WORK REQUIRED →
Reproduce the records below exactly; no pictures.

INFORMATION SUPPLIED →
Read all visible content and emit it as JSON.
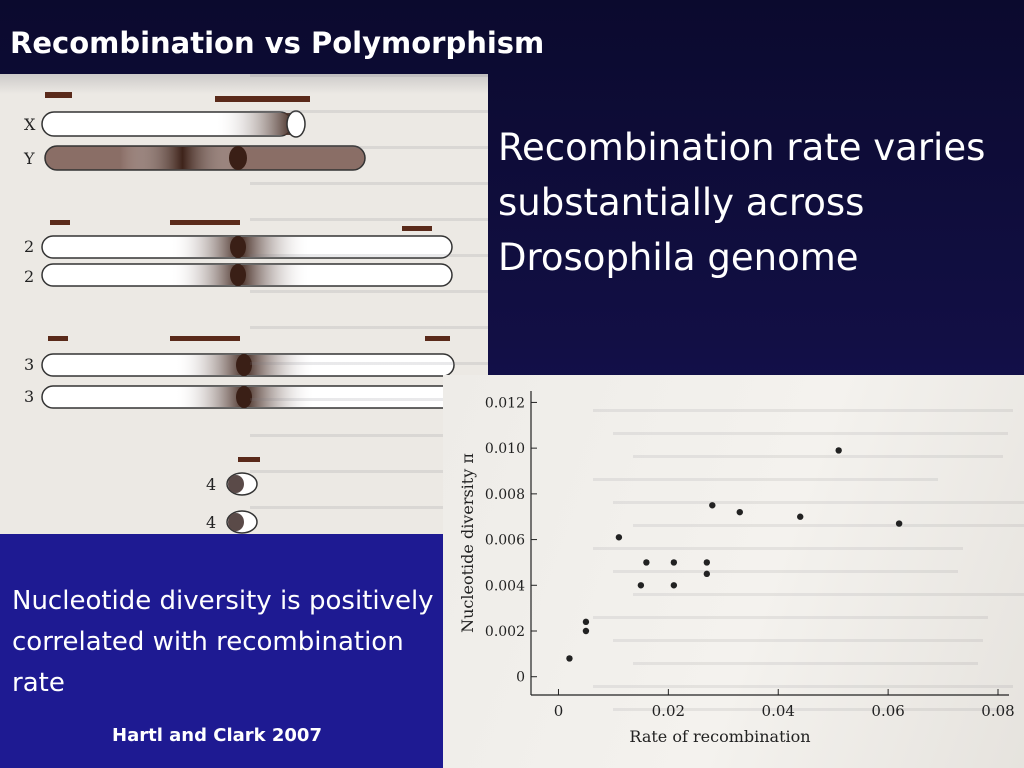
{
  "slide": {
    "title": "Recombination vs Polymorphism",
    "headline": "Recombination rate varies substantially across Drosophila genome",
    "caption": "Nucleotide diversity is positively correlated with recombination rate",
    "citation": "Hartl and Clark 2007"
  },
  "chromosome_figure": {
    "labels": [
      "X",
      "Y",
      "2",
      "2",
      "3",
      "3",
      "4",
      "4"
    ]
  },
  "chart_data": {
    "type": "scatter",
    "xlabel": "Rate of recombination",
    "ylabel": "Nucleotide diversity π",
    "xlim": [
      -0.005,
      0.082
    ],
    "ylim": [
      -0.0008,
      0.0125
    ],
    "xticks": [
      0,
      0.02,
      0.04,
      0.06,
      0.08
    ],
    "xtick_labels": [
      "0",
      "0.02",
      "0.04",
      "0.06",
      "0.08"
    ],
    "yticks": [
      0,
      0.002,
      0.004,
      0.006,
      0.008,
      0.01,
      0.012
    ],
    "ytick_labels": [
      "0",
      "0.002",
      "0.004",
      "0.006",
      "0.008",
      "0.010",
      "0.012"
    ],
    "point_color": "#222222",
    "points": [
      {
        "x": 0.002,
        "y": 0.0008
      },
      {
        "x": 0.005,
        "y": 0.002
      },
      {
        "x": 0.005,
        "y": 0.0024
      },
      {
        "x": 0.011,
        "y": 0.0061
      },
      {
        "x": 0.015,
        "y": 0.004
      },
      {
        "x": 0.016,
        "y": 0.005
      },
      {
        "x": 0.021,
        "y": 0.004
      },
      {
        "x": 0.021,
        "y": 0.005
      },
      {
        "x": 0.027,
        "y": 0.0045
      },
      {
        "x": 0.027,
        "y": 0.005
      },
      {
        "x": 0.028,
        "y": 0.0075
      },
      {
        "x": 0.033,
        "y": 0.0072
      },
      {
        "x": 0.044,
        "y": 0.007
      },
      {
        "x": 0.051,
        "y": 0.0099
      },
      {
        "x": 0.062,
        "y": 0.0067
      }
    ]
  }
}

TASK OUTPUT →
Read all visible content and emit it as JSON.
{
  "slide": {
    "title": "Recombination vs Polymorphism",
    "headline": "Recombination rate varies substantially across Drosophila genome",
    "caption": "Nucleotide diversity is positively correlated with recombination rate",
    "citation": "Hartl and Clark 2007"
  },
  "chromosome_figure": {
    "labels": [
      "X",
      "Y",
      "2",
      "2",
      "3",
      "3",
      "4",
      "4"
    ]
  },
  "chart_data": {
    "type": "scatter",
    "xlabel": "Rate of recombination",
    "ylabel": "Nucleotide diversity π",
    "xlim": [
      -0.005,
      0.082
    ],
    "ylim": [
      -0.0008,
      0.0125
    ],
    "xticks": [
      0,
      0.02,
      0.04,
      0.06,
      0.08
    ],
    "xtick_labels": [
      "0",
      "0.02",
      "0.04",
      "0.06",
      "0.08"
    ],
    "yticks": [
      0,
      0.002,
      0.004,
      0.006,
      0.008,
      0.01,
      0.012
    ],
    "ytick_labels": [
      "0",
      "0.002",
      "0.004",
      "0.006",
      "0.008",
      "0.010",
      "0.012"
    ],
    "point_color": "#222222",
    "points": [
      {
        "x": 0.002,
        "y": 0.0008
      },
      {
        "x": 0.005,
        "y": 0.002
      },
      {
        "x": 0.005,
        "y": 0.0024
      },
      {
        "x": 0.011,
        "y": 0.0061
      },
      {
        "x": 0.015,
        "y": 0.004
      },
      {
        "x": 0.016,
        "y": 0.005
      },
      {
        "x": 0.021,
        "y": 0.004
      },
      {
        "x": 0.021,
        "y": 0.005
      },
      {
        "x": 0.027,
        "y": 0.0045
      },
      {
        "x": 0.027,
        "y": 0.005
      },
      {
        "x": 0.028,
        "y": 0.0075
      },
      {
        "x": 0.033,
        "y": 0.0072
      },
      {
        "x": 0.044,
        "y": 0.007
      },
      {
        "x": 0.051,
        "y": 0.0099
      },
      {
        "x": 0.062,
        "y": 0.0067
      }
    ]
  }
}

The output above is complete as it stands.